§ **EXERCISE**: Type out the records that follow, exactly as given.

§ **MATERIAL SHOWN**:
%%

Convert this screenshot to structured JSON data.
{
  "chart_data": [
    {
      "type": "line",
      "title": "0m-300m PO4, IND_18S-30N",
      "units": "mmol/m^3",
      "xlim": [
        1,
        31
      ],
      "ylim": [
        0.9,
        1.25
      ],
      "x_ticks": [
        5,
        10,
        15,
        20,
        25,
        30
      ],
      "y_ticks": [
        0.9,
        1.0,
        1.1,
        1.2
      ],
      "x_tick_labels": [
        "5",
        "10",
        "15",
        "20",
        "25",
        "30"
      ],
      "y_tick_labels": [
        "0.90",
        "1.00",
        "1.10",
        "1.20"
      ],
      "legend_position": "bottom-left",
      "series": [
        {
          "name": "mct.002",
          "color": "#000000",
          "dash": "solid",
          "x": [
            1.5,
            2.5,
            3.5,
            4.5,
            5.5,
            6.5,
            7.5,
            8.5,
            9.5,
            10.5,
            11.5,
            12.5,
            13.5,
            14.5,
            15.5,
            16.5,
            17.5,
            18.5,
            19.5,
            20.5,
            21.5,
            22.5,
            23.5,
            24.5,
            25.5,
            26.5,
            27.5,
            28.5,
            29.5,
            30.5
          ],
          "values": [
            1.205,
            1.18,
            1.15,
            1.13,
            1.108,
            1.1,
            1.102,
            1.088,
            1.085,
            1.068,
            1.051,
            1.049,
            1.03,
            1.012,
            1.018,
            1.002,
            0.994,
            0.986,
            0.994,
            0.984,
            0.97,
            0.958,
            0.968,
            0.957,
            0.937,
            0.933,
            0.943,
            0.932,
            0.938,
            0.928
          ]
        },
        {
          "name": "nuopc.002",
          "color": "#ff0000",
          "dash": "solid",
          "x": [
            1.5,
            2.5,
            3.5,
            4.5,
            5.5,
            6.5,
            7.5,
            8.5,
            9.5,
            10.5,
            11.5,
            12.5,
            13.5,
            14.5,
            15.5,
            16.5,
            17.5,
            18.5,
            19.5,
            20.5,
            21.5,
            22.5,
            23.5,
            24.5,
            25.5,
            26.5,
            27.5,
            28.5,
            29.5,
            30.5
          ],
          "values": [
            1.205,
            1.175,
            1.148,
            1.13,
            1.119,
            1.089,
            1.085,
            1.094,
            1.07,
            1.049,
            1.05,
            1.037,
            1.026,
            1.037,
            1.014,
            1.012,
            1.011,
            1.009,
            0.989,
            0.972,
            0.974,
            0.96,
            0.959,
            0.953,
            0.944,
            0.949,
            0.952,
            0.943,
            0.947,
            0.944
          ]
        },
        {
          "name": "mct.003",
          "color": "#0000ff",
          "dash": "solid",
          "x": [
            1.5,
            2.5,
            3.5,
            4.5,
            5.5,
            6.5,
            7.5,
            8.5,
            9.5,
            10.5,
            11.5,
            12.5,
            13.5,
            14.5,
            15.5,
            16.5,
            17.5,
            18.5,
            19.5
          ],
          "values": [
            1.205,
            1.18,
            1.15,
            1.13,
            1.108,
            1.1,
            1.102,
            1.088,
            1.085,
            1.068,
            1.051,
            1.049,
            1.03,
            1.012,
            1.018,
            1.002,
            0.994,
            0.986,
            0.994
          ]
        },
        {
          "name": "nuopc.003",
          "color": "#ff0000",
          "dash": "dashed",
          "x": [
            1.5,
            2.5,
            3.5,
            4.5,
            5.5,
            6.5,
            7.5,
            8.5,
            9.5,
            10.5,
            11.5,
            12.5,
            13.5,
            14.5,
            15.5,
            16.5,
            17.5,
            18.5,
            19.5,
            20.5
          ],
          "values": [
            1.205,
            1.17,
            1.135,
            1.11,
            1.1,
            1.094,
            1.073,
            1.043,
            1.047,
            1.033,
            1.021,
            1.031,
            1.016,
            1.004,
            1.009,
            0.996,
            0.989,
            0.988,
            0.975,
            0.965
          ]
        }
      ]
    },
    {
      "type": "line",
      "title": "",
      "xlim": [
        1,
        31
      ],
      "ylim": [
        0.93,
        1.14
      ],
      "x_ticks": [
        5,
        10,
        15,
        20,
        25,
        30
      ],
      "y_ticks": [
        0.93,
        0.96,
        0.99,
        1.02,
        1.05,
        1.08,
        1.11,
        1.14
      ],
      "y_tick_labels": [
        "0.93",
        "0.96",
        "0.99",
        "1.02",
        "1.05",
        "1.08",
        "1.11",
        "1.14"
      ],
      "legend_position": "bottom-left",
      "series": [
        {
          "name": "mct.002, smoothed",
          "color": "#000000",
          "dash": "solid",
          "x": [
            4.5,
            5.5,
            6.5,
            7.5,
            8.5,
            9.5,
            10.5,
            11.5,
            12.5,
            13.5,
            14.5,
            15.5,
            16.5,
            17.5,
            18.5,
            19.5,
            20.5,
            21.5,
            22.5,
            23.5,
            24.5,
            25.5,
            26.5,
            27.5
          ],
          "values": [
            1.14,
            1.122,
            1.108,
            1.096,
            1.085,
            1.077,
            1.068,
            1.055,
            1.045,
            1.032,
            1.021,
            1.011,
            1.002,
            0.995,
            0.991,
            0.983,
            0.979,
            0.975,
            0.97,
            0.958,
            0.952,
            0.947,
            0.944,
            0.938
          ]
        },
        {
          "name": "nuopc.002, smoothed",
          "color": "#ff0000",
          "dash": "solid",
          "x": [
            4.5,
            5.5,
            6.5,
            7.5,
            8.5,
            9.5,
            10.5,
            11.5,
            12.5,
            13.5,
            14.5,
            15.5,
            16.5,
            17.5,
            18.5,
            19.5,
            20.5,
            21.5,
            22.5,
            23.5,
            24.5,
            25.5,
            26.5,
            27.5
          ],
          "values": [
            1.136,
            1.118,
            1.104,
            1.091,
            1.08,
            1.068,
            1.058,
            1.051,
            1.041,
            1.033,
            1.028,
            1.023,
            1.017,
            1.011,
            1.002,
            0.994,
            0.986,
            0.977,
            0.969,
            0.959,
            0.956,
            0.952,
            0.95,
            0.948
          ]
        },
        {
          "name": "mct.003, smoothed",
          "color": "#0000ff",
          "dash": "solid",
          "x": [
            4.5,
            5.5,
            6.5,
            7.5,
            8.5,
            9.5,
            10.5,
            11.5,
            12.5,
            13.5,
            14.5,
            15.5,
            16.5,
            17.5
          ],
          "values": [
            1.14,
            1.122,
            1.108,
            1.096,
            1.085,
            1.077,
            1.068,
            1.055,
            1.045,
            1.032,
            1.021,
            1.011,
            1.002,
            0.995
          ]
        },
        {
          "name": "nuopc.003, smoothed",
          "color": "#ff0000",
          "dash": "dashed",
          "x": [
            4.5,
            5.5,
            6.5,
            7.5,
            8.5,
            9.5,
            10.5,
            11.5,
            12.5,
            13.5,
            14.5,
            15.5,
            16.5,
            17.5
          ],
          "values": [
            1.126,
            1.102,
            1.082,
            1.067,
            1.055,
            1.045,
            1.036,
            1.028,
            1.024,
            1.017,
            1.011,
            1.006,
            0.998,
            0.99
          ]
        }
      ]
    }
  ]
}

%%

§ **THE COMPLETED TASK**:
Convert this screenshot to structured JSON data.
{
  "chart_data": [
    {
      "type": "line",
      "title": "0m-300m PO4, IND_18S-30N",
      "units": "mmol/m^3",
      "xlim": [
        1,
        31
      ],
      "ylim": [
        0.9,
        1.25
      ],
      "x_ticks": [
        5,
        10,
        15,
        20,
        25,
        30
      ],
      "y_ticks": [
        0.9,
        1.0,
        1.1,
        1.2
      ],
      "x_tick_labels": [
        "5",
        "10",
        "15",
        "20",
        "25",
        "30"
      ],
      "y_tick_labels": [
        "0.90",
        "1.00",
        "1.10",
        "1.20"
      ],
      "legend_position": "bottom-left",
      "series": [
        {
          "name": "mct.002",
          "color": "#000000",
          "dash": "solid",
          "x": [
            1.5,
            2.5,
            3.5,
            4.5,
            5.5,
            6.5,
            7.5,
            8.5,
            9.5,
            10.5,
            11.5,
            12.5,
            13.5,
            14.5,
            15.5,
            16.5,
            17.5,
            18.5,
            19.5,
            20.5,
            21.5,
            22.5,
            23.5,
            24.5,
            25.5,
            26.5,
            27.5,
            28.5,
            29.5,
            30.5
          ],
          "values": [
            1.205,
            1.18,
            1.15,
            1.13,
            1.108,
            1.1,
            1.102,
            1.088,
            1.085,
            1.068,
            1.051,
            1.049,
            1.03,
            1.012,
            1.018,
            1.002,
            0.994,
            0.986,
            0.994,
            0.984,
            0.97,
            0.958,
            0.968,
            0.957,
            0.937,
            0.933,
            0.943,
            0.932,
            0.938,
            0.928
          ]
        },
        {
          "name": "nuopc.002",
          "color": "#ff0000",
          "dash": "solid",
          "x": [
            1.5,
            2.5,
            3.5,
            4.5,
            5.5,
            6.5,
            7.5,
            8.5,
            9.5,
            10.5,
            11.5,
            12.5,
            13.5,
            14.5,
            15.5,
            16.5,
            17.5,
            18.5,
            19.5,
            20.5,
            21.5,
            22.5,
            23.5,
            24.5,
            25.5,
            26.5,
            27.5,
            28.5,
            29.5,
            30.5
          ],
          "values": [
            1.205,
            1.175,
            1.148,
            1.13,
            1.119,
            1.089,
            1.085,
            1.094,
            1.07,
            1.049,
            1.05,
            1.037,
            1.026,
            1.037,
            1.014,
            1.012,
            1.011,
            1.009,
            0.989,
            0.972,
            0.974,
            0.96,
            0.959,
            0.953,
            0.944,
            0.949,
            0.952,
            0.943,
            0.947,
            0.944
          ]
        },
        {
          "name": "mct.003",
          "color": "#0000ff",
          "dash": "solid",
          "x": [
            1.5,
            2.5,
            3.5,
            4.5,
            5.5,
            6.5,
            7.5,
            8.5,
            9.5,
            10.5,
            11.5,
            12.5,
            13.5,
            14.5,
            15.5,
            16.5,
            17.5,
            18.5,
            19.5
          ],
          "values": [
            1.205,
            1.18,
            1.15,
            1.13,
            1.108,
            1.1,
            1.102,
            1.088,
            1.085,
            1.068,
            1.051,
            1.049,
            1.03,
            1.012,
            1.018,
            1.002,
            0.994,
            0.986,
            0.994
          ]
        },
        {
          "name": "nuopc.003",
          "color": "#ff0000",
          "dash": "dashed",
          "x": [
            1.5,
            2.5,
            3.5,
            4.5,
            5.5,
            6.5,
            7.5,
            8.5,
            9.5,
            10.5,
            11.5,
            12.5,
            13.5,
            14.5,
            15.5,
            16.5,
            17.5,
            18.5,
            19.5,
            20.5
          ],
          "values": [
            1.205,
            1.17,
            1.135,
            1.11,
            1.1,
            1.094,
            1.073,
            1.043,
            1.047,
            1.033,
            1.021,
            1.031,
            1.016,
            1.004,
            1.009,
            0.996,
            0.989,
            0.988,
            0.975,
            0.965
          ]
        }
      ]
    },
    {
      "type": "line",
      "title": "",
      "xlim": [
        1,
        31
      ],
      "ylim": [
        0.93,
        1.14
      ],
      "x_ticks": [
        5,
        10,
        15,
        20,
        25,
        30
      ],
      "y_ticks": [
        0.93,
        0.96,
        0.99,
        1.02,
        1.05,
        1.08,
        1.11,
        1.14
      ],
      "y_tick_labels": [
        "0.93",
        "0.96",
        "0.99",
        "1.02",
        "1.05",
        "1.08",
        "1.11",
        "1.14"
      ],
      "legend_position": "bottom-left",
      "series": [
        {
          "name": "mct.002, smoothed",
          "color": "#000000",
          "dash": "solid",
          "x": [
            4.5,
            5.5,
            6.5,
            7.5,
            8.5,
            9.5,
            10.5,
            11.5,
            12.5,
            13.5,
            14.5,
            15.5,
            16.5,
            17.5,
            18.5,
            19.5,
            20.5,
            21.5,
            22.5,
            23.5,
            24.5,
            25.5,
            26.5,
            27.5
          ],
          "values": [
            1.14,
            1.122,
            1.108,
            1.096,
            1.085,
            1.077,
            1.068,
            1.055,
            1.045,
            1.032,
            1.021,
            1.011,
            1.002,
            0.995,
            0.991,
            0.983,
            0.979,
            0.975,
            0.97,
            0.958,
            0.952,
            0.947,
            0.944,
            0.938
          ]
        },
        {
          "name": "nuopc.002, smoothed",
          "color": "#ff0000",
          "dash": "solid",
          "x": [
            4.5,
            5.5,
            6.5,
            7.5,
            8.5,
            9.5,
            10.5,
            11.5,
            12.5,
            13.5,
            14.5,
            15.5,
            16.5,
            17.5,
            18.5,
            19.5,
            20.5,
            21.5,
            22.5,
            23.5,
            24.5,
            25.5,
            26.5,
            27.5
          ],
          "values": [
            1.136,
            1.118,
            1.104,
            1.091,
            1.08,
            1.068,
            1.058,
            1.051,
            1.041,
            1.033,
            1.028,
            1.023,
            1.017,
            1.011,
            1.002,
            0.994,
            0.986,
            0.977,
            0.969,
            0.959,
            0.956,
            0.952,
            0.95,
            0.948
          ]
        },
        {
          "name": "mct.003, smoothed",
          "color": "#0000ff",
          "dash": "solid",
          "x": [
            4.5,
            5.5,
            6.5,
            7.5,
            8.5,
            9.5,
            10.5,
            11.5,
            12.5,
            13.5,
            14.5,
            15.5,
            16.5,
            17.5
          ],
          "values": [
            1.14,
            1.122,
            1.108,
            1.096,
            1.085,
            1.077,
            1.068,
            1.055,
            1.045,
            1.032,
            1.021,
            1.011,
            1.002,
            0.995
          ]
        },
        {
          "name": "nuopc.003, smoothed",
          "color": "#ff0000",
          "dash": "dashed",
          "x": [
            4.5,
            5.5,
            6.5,
            7.5,
            8.5,
            9.5,
            10.5,
            11.5,
            12.5,
            13.5,
            14.5,
            15.5,
            16.5,
            17.5
          ],
          "values": [
            1.126,
            1.102,
            1.082,
            1.067,
            1.055,
            1.045,
            1.036,
            1.028,
            1.024,
            1.017,
            1.011,
            1.006,
            0.998,
            0.99
          ]
        }
      ]
    }
  ]
}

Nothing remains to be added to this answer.